_PROVIDED MATERIAL:_
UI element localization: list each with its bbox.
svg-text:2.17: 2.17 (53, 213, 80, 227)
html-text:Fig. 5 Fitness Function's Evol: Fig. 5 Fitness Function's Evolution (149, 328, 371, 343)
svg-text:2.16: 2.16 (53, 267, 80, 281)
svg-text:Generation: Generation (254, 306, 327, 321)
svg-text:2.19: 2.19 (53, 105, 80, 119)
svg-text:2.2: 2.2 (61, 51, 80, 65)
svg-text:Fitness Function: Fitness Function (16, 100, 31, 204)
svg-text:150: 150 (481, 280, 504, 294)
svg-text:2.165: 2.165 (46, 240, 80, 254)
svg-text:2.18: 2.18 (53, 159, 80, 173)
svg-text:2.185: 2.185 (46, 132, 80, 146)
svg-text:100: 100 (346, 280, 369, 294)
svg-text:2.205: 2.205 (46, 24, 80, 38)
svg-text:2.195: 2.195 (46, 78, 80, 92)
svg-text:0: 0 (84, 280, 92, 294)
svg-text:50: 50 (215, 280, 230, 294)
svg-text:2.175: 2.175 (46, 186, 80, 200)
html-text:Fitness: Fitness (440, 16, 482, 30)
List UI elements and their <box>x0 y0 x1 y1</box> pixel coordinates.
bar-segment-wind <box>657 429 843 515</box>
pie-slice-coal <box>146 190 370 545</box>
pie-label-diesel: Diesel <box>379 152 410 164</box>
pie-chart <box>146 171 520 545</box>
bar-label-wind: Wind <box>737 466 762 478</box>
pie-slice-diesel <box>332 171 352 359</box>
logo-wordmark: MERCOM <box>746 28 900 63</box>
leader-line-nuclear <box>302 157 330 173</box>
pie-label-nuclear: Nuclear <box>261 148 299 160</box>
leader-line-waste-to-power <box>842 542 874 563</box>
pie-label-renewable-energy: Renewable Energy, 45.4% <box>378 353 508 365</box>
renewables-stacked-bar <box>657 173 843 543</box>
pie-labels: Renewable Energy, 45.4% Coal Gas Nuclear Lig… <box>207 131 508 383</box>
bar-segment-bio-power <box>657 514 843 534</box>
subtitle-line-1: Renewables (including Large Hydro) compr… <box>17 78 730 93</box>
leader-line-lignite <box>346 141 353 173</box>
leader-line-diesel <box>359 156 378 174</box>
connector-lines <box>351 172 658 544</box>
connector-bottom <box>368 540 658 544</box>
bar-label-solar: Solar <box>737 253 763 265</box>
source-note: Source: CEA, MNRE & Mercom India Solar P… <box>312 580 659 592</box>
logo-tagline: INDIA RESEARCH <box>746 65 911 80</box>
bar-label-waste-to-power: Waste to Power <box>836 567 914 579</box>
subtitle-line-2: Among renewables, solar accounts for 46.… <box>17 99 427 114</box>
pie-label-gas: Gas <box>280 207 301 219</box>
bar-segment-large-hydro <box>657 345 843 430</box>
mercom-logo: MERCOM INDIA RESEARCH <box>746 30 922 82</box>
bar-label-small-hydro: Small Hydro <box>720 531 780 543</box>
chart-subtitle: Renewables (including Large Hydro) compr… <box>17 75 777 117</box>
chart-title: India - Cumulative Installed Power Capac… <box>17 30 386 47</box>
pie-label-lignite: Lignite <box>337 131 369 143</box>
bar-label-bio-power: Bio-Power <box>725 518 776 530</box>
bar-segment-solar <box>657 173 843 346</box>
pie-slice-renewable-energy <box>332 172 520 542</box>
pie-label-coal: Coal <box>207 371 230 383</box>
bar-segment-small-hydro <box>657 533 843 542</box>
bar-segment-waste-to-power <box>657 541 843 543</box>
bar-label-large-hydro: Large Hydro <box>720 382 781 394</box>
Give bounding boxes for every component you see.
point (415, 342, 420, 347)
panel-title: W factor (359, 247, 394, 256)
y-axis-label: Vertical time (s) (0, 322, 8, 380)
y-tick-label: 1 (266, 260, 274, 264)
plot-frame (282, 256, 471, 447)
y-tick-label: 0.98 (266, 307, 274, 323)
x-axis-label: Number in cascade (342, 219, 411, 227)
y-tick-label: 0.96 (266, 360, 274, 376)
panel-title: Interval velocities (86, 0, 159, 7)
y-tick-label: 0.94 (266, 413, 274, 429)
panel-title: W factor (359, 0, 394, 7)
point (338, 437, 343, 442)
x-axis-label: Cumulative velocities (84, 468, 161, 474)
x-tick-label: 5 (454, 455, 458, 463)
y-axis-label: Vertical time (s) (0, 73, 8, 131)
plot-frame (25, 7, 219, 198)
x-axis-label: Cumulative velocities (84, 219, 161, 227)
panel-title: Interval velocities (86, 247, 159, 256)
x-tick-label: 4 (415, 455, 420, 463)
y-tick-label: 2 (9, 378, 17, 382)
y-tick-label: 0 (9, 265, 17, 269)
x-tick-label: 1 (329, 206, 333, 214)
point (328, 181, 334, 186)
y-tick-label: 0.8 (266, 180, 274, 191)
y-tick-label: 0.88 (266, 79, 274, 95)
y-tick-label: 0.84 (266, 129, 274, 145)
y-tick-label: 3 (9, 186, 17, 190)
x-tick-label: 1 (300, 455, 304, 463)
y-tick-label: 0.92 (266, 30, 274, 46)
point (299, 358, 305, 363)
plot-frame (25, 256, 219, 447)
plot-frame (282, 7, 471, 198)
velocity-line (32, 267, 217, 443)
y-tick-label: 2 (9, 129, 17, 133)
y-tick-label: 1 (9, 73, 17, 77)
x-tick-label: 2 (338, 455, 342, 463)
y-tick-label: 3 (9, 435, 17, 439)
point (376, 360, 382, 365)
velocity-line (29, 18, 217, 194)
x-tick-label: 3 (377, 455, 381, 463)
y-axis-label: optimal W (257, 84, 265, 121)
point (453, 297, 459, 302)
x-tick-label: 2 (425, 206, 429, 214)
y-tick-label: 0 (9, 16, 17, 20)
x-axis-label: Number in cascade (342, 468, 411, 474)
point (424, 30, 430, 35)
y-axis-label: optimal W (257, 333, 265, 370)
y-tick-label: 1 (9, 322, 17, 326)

_TASK REQUIREMENTS:_
Please return every line of the entries above that contains the word "Cumulative", matching its case exactly.

_SOLUTION FOR THIS PROBLEM:_
chart-title: India - Cumulative Installed Power Capac… <box>17 30 386 47</box>
x-axis-label: Cumulative velocities (84, 468, 161, 474)
x-axis-label: Cumulative velocities (84, 219, 161, 227)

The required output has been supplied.